## The request
Quote every line as given.

○ ○ ○ ○

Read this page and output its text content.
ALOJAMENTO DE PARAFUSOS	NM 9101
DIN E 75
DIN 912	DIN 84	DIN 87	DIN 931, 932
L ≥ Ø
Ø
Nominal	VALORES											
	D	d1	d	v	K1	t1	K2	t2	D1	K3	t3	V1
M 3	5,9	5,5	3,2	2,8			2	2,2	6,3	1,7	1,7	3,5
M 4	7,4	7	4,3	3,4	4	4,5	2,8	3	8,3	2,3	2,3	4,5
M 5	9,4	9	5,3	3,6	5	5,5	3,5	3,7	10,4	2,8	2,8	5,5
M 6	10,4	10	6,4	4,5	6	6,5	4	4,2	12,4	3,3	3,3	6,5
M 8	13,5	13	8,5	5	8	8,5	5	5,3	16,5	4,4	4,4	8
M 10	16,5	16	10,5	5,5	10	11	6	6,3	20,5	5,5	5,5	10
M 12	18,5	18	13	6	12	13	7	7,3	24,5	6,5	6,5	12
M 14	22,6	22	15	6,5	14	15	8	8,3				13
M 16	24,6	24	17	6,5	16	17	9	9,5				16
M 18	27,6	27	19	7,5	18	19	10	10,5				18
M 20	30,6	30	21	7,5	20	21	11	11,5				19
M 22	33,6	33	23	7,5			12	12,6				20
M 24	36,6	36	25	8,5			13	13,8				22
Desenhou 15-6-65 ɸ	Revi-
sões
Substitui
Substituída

○ ○ ○ ○

## Result
Read this page and output its text content.
ALOJAMENTO DE PARAFUSOS	NM 9101
DIN E 75
DIN 912	DIN 84	DIN 87	DIN 931, 932
L ≥ Ø
Ø
Nominal	VALORES											
	D	d1	d	v	K1	t1	K2	t2	D1	K3	t3	V1
M 3	5,9	5,5	3,2	2,8			2	2,2	6,3	1,7	1,7	3,5
M 4	7,4	7	4,3	3,4	4	4,5	2,8	3	8,3	2,3	2,3	4,5
M 5	9,4	9	5,3	3,6	5	5,5	3,5	3,7	10,4	2,8	2,8	5,5
M 6	10,4	10	6,4	4,5	6	6,5	4	4,2	12,4	3,3	3,3	6,5
M 8	13,5	13	8,5	5	8	8,5	5	5,3	16,5	4,4	4,4	8
M 10	16,5	16	10,5	5,5	10	11	6	6,3	20,5	5,5	5,5	10
M 12	18,5	18	13	6	12	13	7	7,3	24,5	6,5	6,5	12
M 14	22,6	22	15	6,5	14	15	8	8,3				13
M 16	24,6	24	17	6,5	16	17	9	9,5				16
M 18	27,6	27	19	7,5	18	19	10	10,5				18
M 20	30,6	30	21	7,5	20	21	11	11,5				19
M 22	33,6	33	23	7,5			12	12,6				20
M 24	36,6	36	25	8,5			13	13,8				22
Desenhou 15-6-65 ɸ	Revi-
sões
Substitui
Substituída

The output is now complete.